DIRECTIONS => Return each line of the data below verbatim; pictures are to be left out.

Raw records
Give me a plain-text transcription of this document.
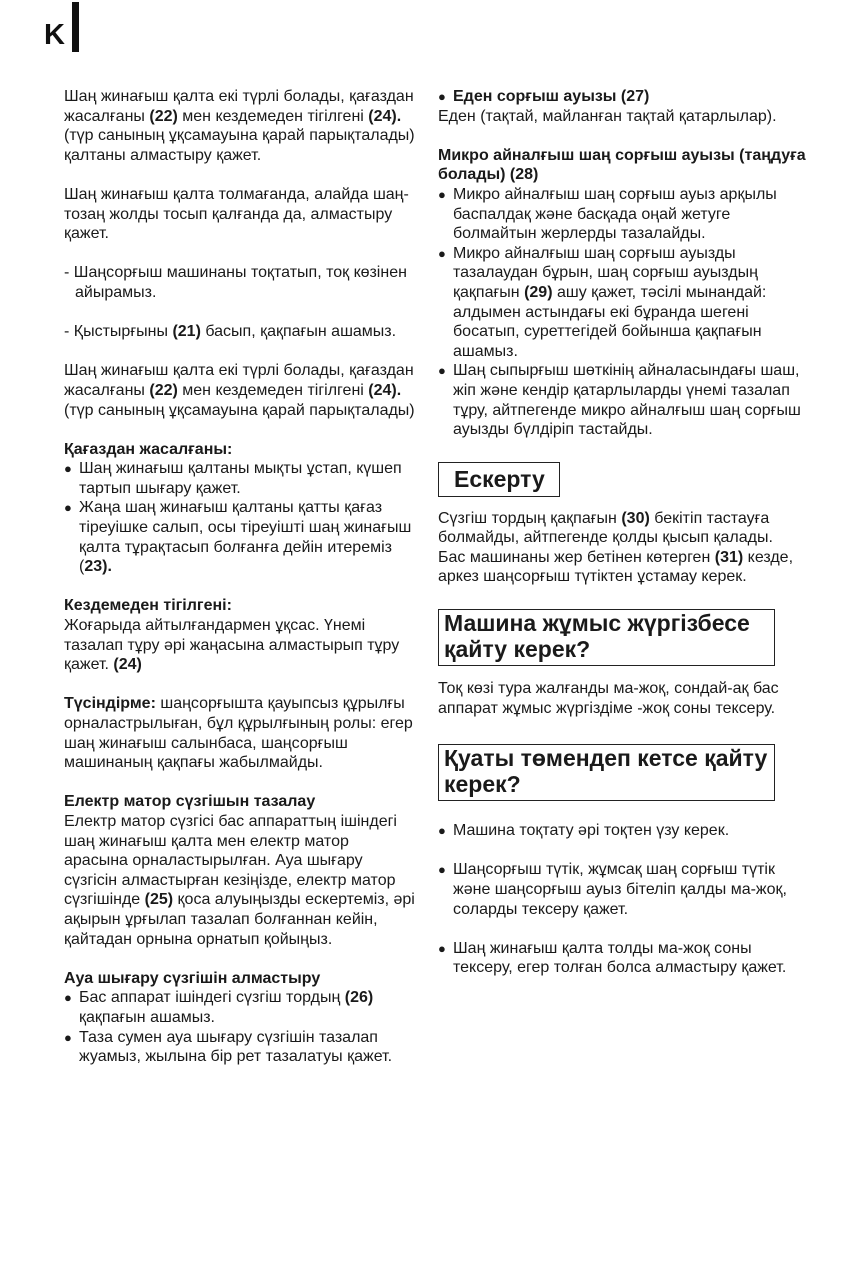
K

Шаң жинағыш қалта екі түрлі болады, қағаздан жасалғаны (22) мен кездемеден тігілгені (24). (түр санының ұқсамауына қарай парықталады)

қалтаны алмастыру қажет.

Шаң жинағыш қалта толмағанда, алайда шаң-тозаң жолды тосып қалғанда да, алмастыру қажет.

- Шаңсорғыш машинаны тоқтатып, тоқ көзінен айырамыз.

- Қыстырғыны (21) басып, қақпағын ашамыз.

Шаң жинағыш қалта екі түрлі болады, қағаздан жасалғаны (22) мен кездемеден тігілгені (24). (түр санының ұқсамауына қарай парықталады)

Қағаздан жасалғаны:

● Шаң жинағыш қалтаны мықты ұстап, күшеп тартып шығару қажет.
● Жаңа шаң жинағыш қалтаны қатты қағаз тіреуішке салып, осы тіреуішті шаң жинағыш қалта тұрақтасып болғанға дейін итереміз (23).

Кездемеден тігілгені:

Жоғарыда айтылғандармен ұқсас. Үнемі тазалап тұру әрі жаңасына алмастырып тұру қажет. (24)

Түсіндірме: шаңсорғышта қауыпсыз құрылғы орналастрылыған, бұл құрылғының ролы: егер шаң жинағыш салынбаса, шаңсорғыш машинаның қақпағы жабылмайды.

Електр матор сүзгішын тазалау

Електр матор сүзгісі бас аппараттың ішіндегі шаң жинағыш қалта мен електр матор арасына орналастырылған. Ауа шығару сүзгісін алмастырған кезіңізде, електр матор сүзгішінде (25) қоса алуыңызды ескертеміз, әрі ақырын ұрғылап тазалап болғаннан кейін, қайтадан орнына орнатып қойыңыз.

Ауа шығару сүзгішін алмастыру

● Бас аппарат ішіндегі сүзгіш тордың (26) қақпағын ашамыз.
● Таза сумен ауа шығару сүзгішін тазалап жуамыз, жылына бір рет тазалатуы қажет.

● Еден сорғыш ауызы (27)

Еден (тақтай, майланған тақтай қатарлылар).

Микро айналғыш шаң сорғыш ауызы (таңдуға болады) (28)

● Микро айналғыш шаң сорғыш ауыз арқылы баспалдақ және басқада оңай жетуге болмайтын жерлерды тазалайды.
● Микро айналғыш шаң сорғыш ауызды тазалаудан бұрын, шаң сорғыш ауыздың қақпағын (29) ашу қажет, тәсілі мынандай: алдымен астындағы екі бұранда шегені босатып, суреттегідей бойынша қақпағын ашамыз.
● Шаң сыпырғыш шөткінің айналасындағы шаш, жіп және кендір қатарлыларды үнемі тазалап тұру, айтпегенде микро айналғыш шаң сорғыш ауызды бүлдіріп тастайды.
Ескерту

Сүзгіш тордың қақпағын (30) бекітіп тастауға болмайды, айтпегенде қолды қысып қалады.

Бас машинаны жер бетінен көтерген (31) кезде, аркез шаңсорғыш түтіктен ұстамау керек.

Машина жұмыс жүргізбесе қайту керек?

Тоқ көзі тура жалғанды ма-жоқ, сондай-ақ бас аппарат жұмыс жүргіздіме -жоқ соны тексеру.

Қуаты төмендеп кетсе қайту керек?
● Машина тоқтату әрі тоқтен үзу керек.
● Шаңсорғыш түтік, жұмсақ шаң сорғыш түтік және шаңсорғыш ауыз бітеліп қалды ма-жоқ, соларды тексеру қажет.
● Шаң жинағыш қалта толды ма-жоқ соны тексеру, егер толған болса алмастыру қажет.
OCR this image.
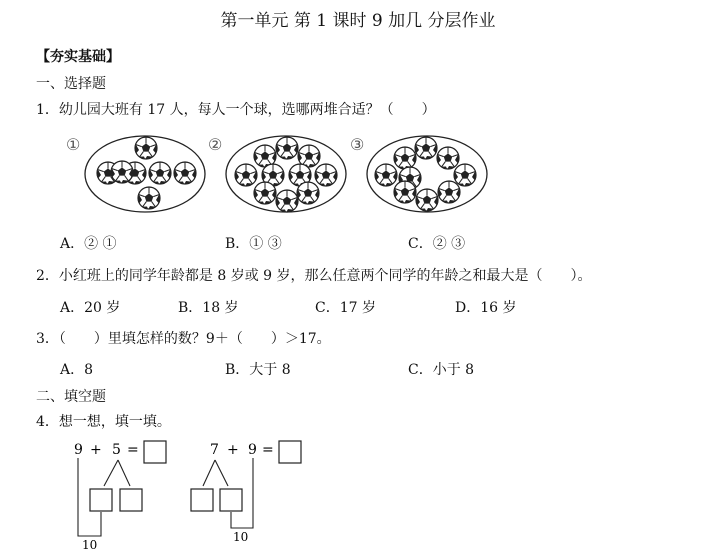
第一单元 第 1 课时 9 加几 分层作业
【夯实基础】
一、选择题
1．幼儿园大班有 17 人，每人一个球，选哪两堆合适？（　　）
①	②	③
A．② ①	B．① ③	C．② ③
2．小红班上的同学年龄都是 8 岁或 9 岁，那么任意两个同学的年龄之和最大是（　　）。
A．20 岁	B．18 岁	C．17 岁	D．16 岁
3．（　　）里填怎样的数？9＋（　　）＞17。
A．8	B．大于 8	C．小于 8
二、填空题
4．想一想，填一填。
9 + 5 =
10
7 + 9 =
10
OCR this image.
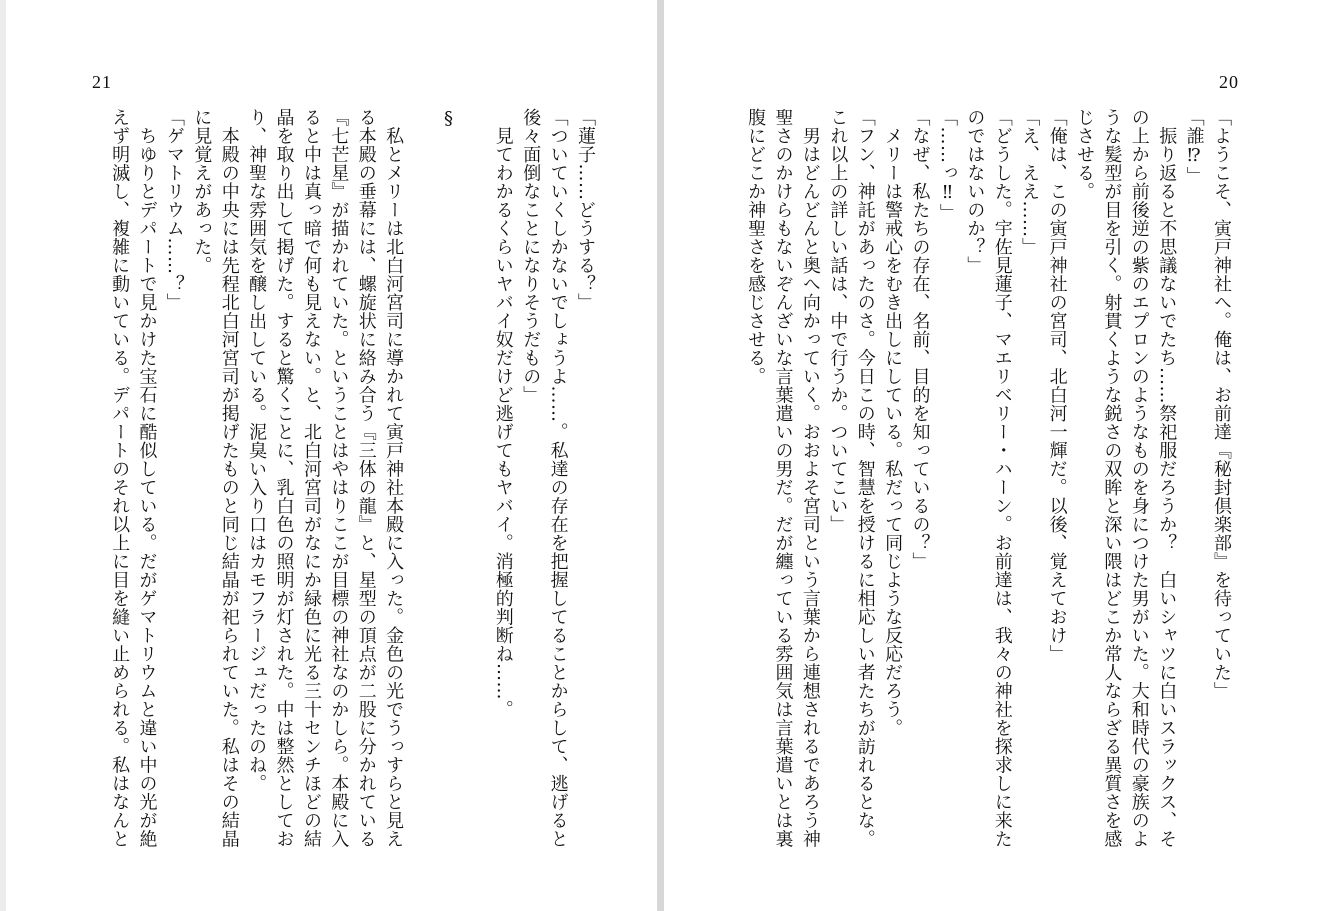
21
「蓮子……どうする？」
「ついていくしかないでしょうよ……。私達の存在を把握してることからして、逃げると
後々面倒なことになりそうだもの」
　見てわかるくらいヤバイ奴だけど逃げてもヤバイ。消極的判断ね……。

§

　私とメリーは北白河宮司に導かれて寅戸神社本殿に入った。金色の光でうっすらと見え
る本殿の垂幕には、螺旋状に絡み合う『三体の龍』と、星型の頂点が二股に分かれている
『七芒星』が描かれていた。ということはやはりここが目標の神社なのかしら。本殿に入
ると中は真っ暗で何も見えない。と、北白河宮司がなにか緑色に光る三十センチほどの結
晶を取り出して掲げた。すると驚くことに、乳白色の照明が灯された。中は整然としてお
り、神聖な雰囲気を醸し出している。泥臭い入り口はカモフラージュだったのね。
　本殿の中央には先程北白河宮司が掲げたものと同じ結晶が祀られていた。私はその結晶
に見覚えがあった。
「ゲマトリウム……？」
　ちゆりとデパートで見かけた宝石に酷似している。だがゲマトリウムと違い中の光が絶
えず明滅し、複雑に動いている。デパートのそれ以上に目を縫い止められる。私はなんと
20
「ようこそ、寅戸神社へ。俺は、お前達『秘封倶楽部』を待っていた」
「誰⁉」
　振り返ると不思議ないでたち……祭祀服だろうか？　白いシャツに白いスラックス、そ
の上から前後逆の紫のエプロンのようなものを身につけた男がいた。大和時代の豪族のよ
うな髪型が目を引く。射貫くような鋭さの双眸と深い隈はどこか常人ならざる異質さを感
じさせる。
「俺は、この寅戸神社の宮司、北白河一輝だ。以後、覚えておけ」
「え、ええ……」
「どうした。宇佐見蓮子、マエリベリー・ハーン。お前達は、我々の神社を探求しに来た
のではないのか？」
「……っ‼」
「なぜ、私たちの存在、名前、目的を知っているの？」
　メリーは警戒心をむき出しにしている。私だって同じような反応だろう。
「フン、神託があったのさ。今日この時、智慧を授けるに相応しい者たちが訪れるとな。
これ以上の詳しい話は、中で行うか。ついてこい」
　男はどんどんと奥へ向かっていく。おおよそ宮司という言葉から連想されるであろう神
聖さのかけらもないぞんざいな言葉遣いの男だ。だが纏っている雰囲気は言葉遣いとは裏
腹にどこか神聖さを感じさせる。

THE RESULT =>
Give me a plain-text transcription of this document.
K

Шаң жинағыш қалта екі түрлі болады, қағаздан жасалғаны (22) мен кездемеден тігілгені (24). (түр санының ұқсамауына қарай парықталады)

қалтаны алмастыру қажет.

Шаң жинағыш қалта толмағанда, алайда шаң-тозаң жолды тосып қалғанда да, алмастыру қажет.

- Шаңсорғыш машинаны тоқтатып, тоқ көзінен айырамыз.

- Қыстырғыны (21) басып, қақпағын ашамыз.

Шаң жинағыш қалта екі түрлі болады, қағаздан жасалғаны (22) мен кездемеден тігілгені (24). (түр санының ұқсамауына қарай парықталады)

Қағаздан жасалғаны:

● Шаң жинағыш қалтаны мықты ұстап, күшеп тартып шығару қажет.
● Жаңа шаң жинағыш қалтаны қатты қағаз тіреуішке салып, осы тіреуішті шаң жинағыш қалта тұрақтасып болғанға дейін итереміз (23).

Кездемеден тігілгені:

Жоғарыда айтылғандармен ұқсас. Үнемі тазалап тұру әрі жаңасына алмастырып тұру қажет. (24)

Түсіндірме: шаңсорғышта қауыпсыз құрылғы орналастрылыған, бұл құрылғының ролы: егер шаң жинағыш салынбаса, шаңсорғыш машинаның қақпағы жабылмайды.

Електр матор сүзгішын тазалау

Електр матор сүзгісі бас аппараттың ішіндегі шаң жинағыш қалта мен електр матор арасына орналастырылған. Ауа шығару сүзгісін алмастырған кезіңізде, електр матор сүзгішінде (25) қоса алуыңызды ескертеміз, әрі ақырын ұрғылап тазалап болғаннан кейін, қайтадан орнына орнатып қойыңыз.

Ауа шығару сүзгішін алмастыру

● Бас аппарат ішіндегі сүзгіш тордың (26) қақпағын ашамыз.
● Таза сумен ауа шығару сүзгішін тазалап жуамыз, жылына бір рет тазалатуы қажет.

● Еден сорғыш ауызы (27)

Еден (тақтай, майланған тақтай қатарлылар).

Микро айналғыш шаң сорғыш ауызы (таңдуға болады) (28)

● Микро айналғыш шаң сорғыш ауыз арқылы баспалдақ және басқада оңай жетуге болмайтын жерлерды тазалайды.
● Микро айналғыш шаң сорғыш ауызды тазалаудан бұрын, шаң сорғыш ауыздың қақпағын (29) ашу қажет, тәсілі мынандай: алдымен астындағы екі бұранда шегені босатып, суреттегідей бойынша қақпағын ашамыз.
● Шаң сыпырғыш шөткінің айналасындағы шаш, жіп және кендір қатарлыларды үнемі тазалап тұру, айтпегенде микро айналғыш шаң сорғыш ауызды бүлдіріп тастайды.
Ескерту

Сүзгіш тордың қақпағын (30) бекітіп тастауға болмайды, айтпегенде қолды қысып қалады.

Бас машинаны жер бетінен көтерген (31) кезде, аркез шаңсорғыш түтіктен ұстамау керек.

Машина жұмыс жүргізбесе қайту керек?

Тоқ көзі тура жалғанды ма-жоқ, сондай-ақ бас аппарат жұмыс жүргіздіме -жоқ соны тексеру.

Қуаты төмендеп кетсе қайту керек?
● Машина тоқтату әрі тоқтен үзу керек.
● Шаңсорғыш түтік, жұмсақ шаң сорғыш түтік және шаңсорғыш ауыз бітеліп қалды ма-жоқ, соларды тексеру қажет.
● Шаң жинағыш қалта толды ма-жоқ соны тексеру, егер толған болса алмастыру қажет.
OCR this image.
第一单元 第 1 课时 9 加几 分层作业
【夯实基础】
一、选择题
1．幼儿园大班有 17 人，每人一个球，选哪两堆合适？（　　）
①	②	③
A．② ①	B．① ③	C．② ③
2．小红班上的同学年龄都是 8 岁或 9 岁，那么任意两个同学的年龄之和最大是（　　）。
A．20 岁	B．18 岁	C．17 岁	D．16 岁
3．（　　）里填怎样的数？9＋（　　）＞17。
A．8	B．大于 8	C．小于 8
二、填空题
4．想一想，填一填。
9 + 5 =
10
7 + 9 =
10
OCR this image.
21
「蓮子……どうする？」
「ついていくしかないでしょうよ……。私達の存在を把握してることからして、逃げると
後々面倒なことになりそうだもの」
　見てわかるくらいヤバイ奴だけど逃げてもヤバイ。消極的判断ね……。

§

　私とメリーは北白河宮司に導かれて寅戸神社本殿に入った。金色の光でうっすらと見え
る本殿の垂幕には、螺旋状に絡み合う『三体の龍』と、星型の頂点が二股に分かれている
『七芒星』が描かれていた。ということはやはりここが目標の神社なのかしら。本殿に入
ると中は真っ暗で何も見えない。と、北白河宮司がなにか緑色に光る三十センチほどの結
晶を取り出して掲げた。すると驚くことに、乳白色の照明が灯された。中は整然としてお
り、神聖な雰囲気を醸し出している。泥臭い入り口はカモフラージュだったのね。
　本殿の中央には先程北白河宮司が掲げたものと同じ結晶が祀られていた。私はその結晶
に見覚えがあった。
「ゲマトリウム……？」
　ちゆりとデパートで見かけた宝石に酷似している。だがゲマトリウムと違い中の光が絶
えず明滅し、複雑に動いている。デパートのそれ以上に目を縫い止められる。私はなんと
20
「ようこそ、寅戸神社へ。俺は、お前達『秘封倶楽部』を待っていた」
「誰⁉」
　振り返ると不思議ないでたち……祭祀服だろうか？　白いシャツに白いスラックス、そ
の上から前後逆の紫のエプロンのようなものを身につけた男がいた。大和時代の豪族のよ
うな髪型が目を引く。射貫くような鋭さの双眸と深い隈はどこか常人ならざる異質さを感
じさせる。
「俺は、この寅戸神社の宮司、北白河一輝だ。以後、覚えておけ」
「え、ええ……」
「どうした。宇佐見蓮子、マエリベリー・ハーン。お前達は、我々の神社を探求しに来た
のではないのか？」
「……っ‼」
「なぜ、私たちの存在、名前、目的を知っているの？」
　メリーは警戒心をむき出しにしている。私だって同じような反応だろう。
「フン、神託があったのさ。今日この時、智慧を授けるに相応しい者たちが訪れるとな。
これ以上の詳しい話は、中で行うか。ついてこい」
　男はどんどんと奥へ向かっていく。おおよそ宮司という言葉から連想されるであろう神
聖さのかけらもないぞんざいな言葉遣いの男だ。だが纏っている雰囲気は言葉遣いとは裏
腹にどこか神聖さを感じさせる。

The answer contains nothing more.